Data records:

________________________________________

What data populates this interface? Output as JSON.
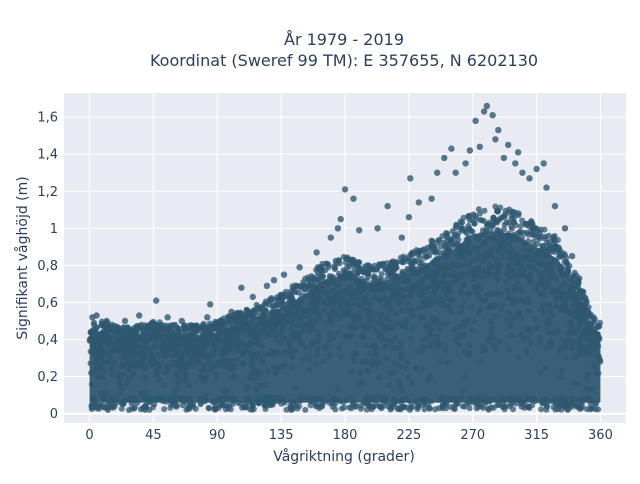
{
  "chart_data": {
    "type": "scatter",
    "title": [
      "År 1979 - 2019",
      "Koordinat (Sweref 99 TM): E 357655, N 6202130"
    ],
    "xlabel": "Vågriktning (grader)",
    "ylabel": "Signifikant våghöjd (m)",
    "xlim": [
      -18,
      378
    ],
    "ylim": [
      -0.05,
      1.73
    ],
    "xticks": [
      0,
      45,
      90,
      135,
      180,
      225,
      270,
      315,
      360
    ],
    "xtick_labels": [
      "0",
      "45",
      "90",
      "135",
      "180",
      "225",
      "270",
      "315",
      "360"
    ],
    "yticks": [
      0,
      0.2,
      0.4,
      0.6,
      0.8,
      1,
      1.2,
      1.4,
      1.6
    ],
    "ytick_labels": [
      "0",
      "0,2",
      "0,4",
      "0,6",
      "0,8",
      "1",
      "1,2",
      "1,4",
      "1,6"
    ],
    "grid": true,
    "marker_color": "#2f5870",
    "plot_bg": "#e9ebf3",
    "upper_envelope": [
      [
        0,
        0.5
      ],
      [
        10,
        0.5
      ],
      [
        20,
        0.47
      ],
      [
        30,
        0.47
      ],
      [
        45,
        0.5
      ],
      [
        60,
        0.48
      ],
      [
        75,
        0.48
      ],
      [
        90,
        0.5
      ],
      [
        105,
        0.55
      ],
      [
        120,
        0.6
      ],
      [
        135,
        0.65
      ],
      [
        150,
        0.72
      ],
      [
        165,
        0.82
      ],
      [
        180,
        0.85
      ],
      [
        195,
        0.8
      ],
      [
        210,
        0.82
      ],
      [
        225,
        0.86
      ],
      [
        240,
        0.93
      ],
      [
        255,
        1.0
      ],
      [
        270,
        1.1
      ],
      [
        285,
        1.12
      ],
      [
        300,
        1.1
      ],
      [
        315,
        1.02
      ],
      [
        330,
        0.95
      ],
      [
        345,
        0.72
      ],
      [
        355,
        0.52
      ],
      [
        360,
        0.5
      ]
    ],
    "outliers": [
      [
        2,
        0.52
      ],
      [
        5,
        0.53
      ],
      [
        12,
        0.5
      ],
      [
        25,
        0.5
      ],
      [
        35,
        0.53
      ],
      [
        47,
        0.61
      ],
      [
        55,
        0.52
      ],
      [
        65,
        0.5
      ],
      [
        83,
        0.52
      ],
      [
        85,
        0.59
      ],
      [
        100,
        0.55
      ],
      [
        107,
        0.68
      ],
      [
        115,
        0.63
      ],
      [
        125,
        0.69
      ],
      [
        130,
        0.72
      ],
      [
        137,
        0.75
      ],
      [
        148,
        0.79
      ],
      [
        160,
        0.87
      ],
      [
        170,
        0.95
      ],
      [
        175,
        1.0
      ],
      [
        177,
        1.05
      ],
      [
        180,
        1.21
      ],
      [
        186,
        1.16
      ],
      [
        190,
        0.99
      ],
      [
        203,
        1.0
      ],
      [
        210,
        1.12
      ],
      [
        220,
        0.95
      ],
      [
        225,
        1.06
      ],
      [
        226,
        1.27
      ],
      [
        232,
        1.14
      ],
      [
        241,
        1.16
      ],
      [
        245,
        1.3
      ],
      [
        250,
        1.38
      ],
      [
        255,
        1.43
      ],
      [
        258,
        1.3
      ],
      [
        265,
        1.35
      ],
      [
        268,
        1.42
      ],
      [
        272,
        1.58
      ],
      [
        275,
        1.44
      ],
      [
        278,
        1.63
      ],
      [
        280,
        1.66
      ],
      [
        284,
        1.61
      ],
      [
        286,
        1.48
      ],
      [
        288,
        1.53
      ],
      [
        292,
        1.38
      ],
      [
        295,
        1.45
      ],
      [
        300,
        1.35
      ],
      [
        302,
        1.41
      ],
      [
        305,
        1.3
      ],
      [
        310,
        1.27
      ],
      [
        315,
        1.32
      ],
      [
        320,
        1.35
      ],
      [
        322,
        1.22
      ],
      [
        328,
        1.12
      ],
      [
        335,
        1.0
      ],
      [
        340,
        0.85
      ],
      [
        345,
        0.73
      ],
      [
        350,
        0.6
      ],
      [
        355,
        0.52
      ]
    ]
  }
}
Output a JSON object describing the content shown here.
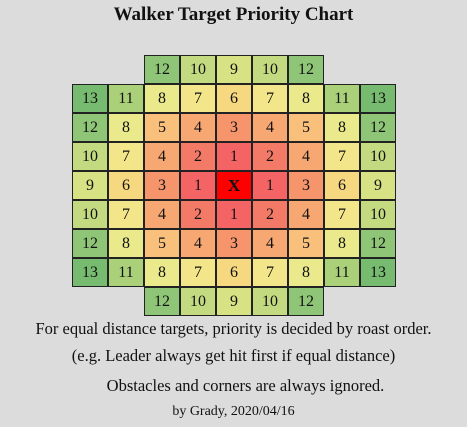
{
  "title": "Walker Target Priority Chart",
  "grid": {
    "rows": [
      [
        "",
        "",
        "12",
        "10",
        "9",
        "10",
        "12",
        "",
        ""
      ],
      [
        "13",
        "11",
        "8",
        "7",
        "6",
        "7",
        "8",
        "11",
        "13"
      ],
      [
        "12",
        "8",
        "5",
        "4",
        "3",
        "4",
        "5",
        "8",
        "12"
      ],
      [
        "10",
        "7",
        "4",
        "2",
        "1",
        "2",
        "4",
        "7",
        "10"
      ],
      [
        "9",
        "6",
        "3",
        "1",
        "X",
        "1",
        "3",
        "6",
        "9"
      ],
      [
        "10",
        "7",
        "4",
        "2",
        "1",
        "2",
        "4",
        "7",
        "10"
      ],
      [
        "12",
        "8",
        "5",
        "4",
        "3",
        "4",
        "5",
        "8",
        "12"
      ],
      [
        "13",
        "11",
        "8",
        "7",
        "6",
        "7",
        "8",
        "11",
        "13"
      ],
      [
        "",
        "",
        "12",
        "10",
        "9",
        "10",
        "12",
        "",
        ""
      ]
    ],
    "colors": {
      "X": "#ff0000",
      "1": "#f46464",
      "2": "#f47a68",
      "3": "#f6946c",
      "4": "#f7a872",
      "5": "#f8c07a",
      "6": "#f5d880",
      "7": "#f3e68a",
      "8": "#eaea8c",
      "9": "#d6e283",
      "10": "#c4da80",
      "11": "#abd07a",
      "12": "#8fc577",
      "13": "#76bb6f"
    }
  },
  "notes": [
    "For equal distance targets, priority is decided by roast order.",
    "(e.g. Leader always get hit first if equal distance)",
    "Obstacles and corners are always ignored.",
    "by Grady, 2020/04/16"
  ]
}
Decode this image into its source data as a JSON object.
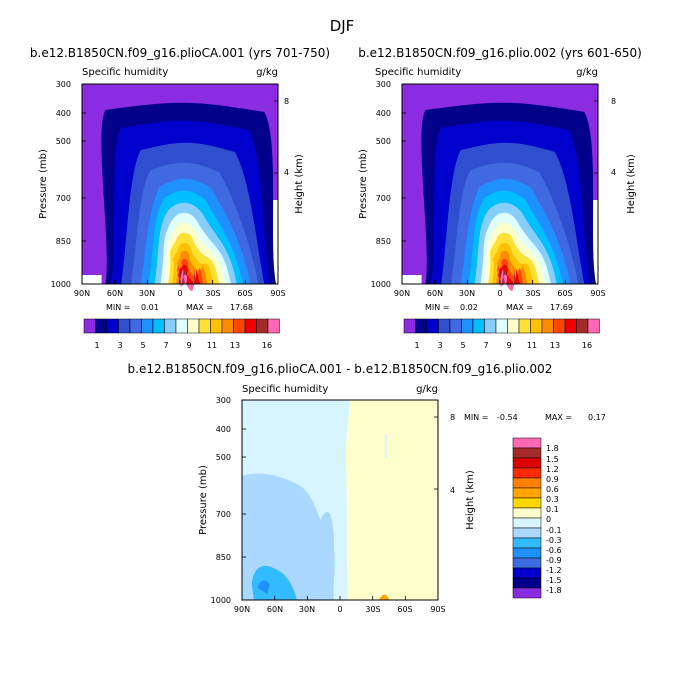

________________________________________

PROBLEM DESCRIPTION:
Report how many lines in the data contain the word "equal", with no words besides the number.

ANSWER TO THE PROBLEM:
2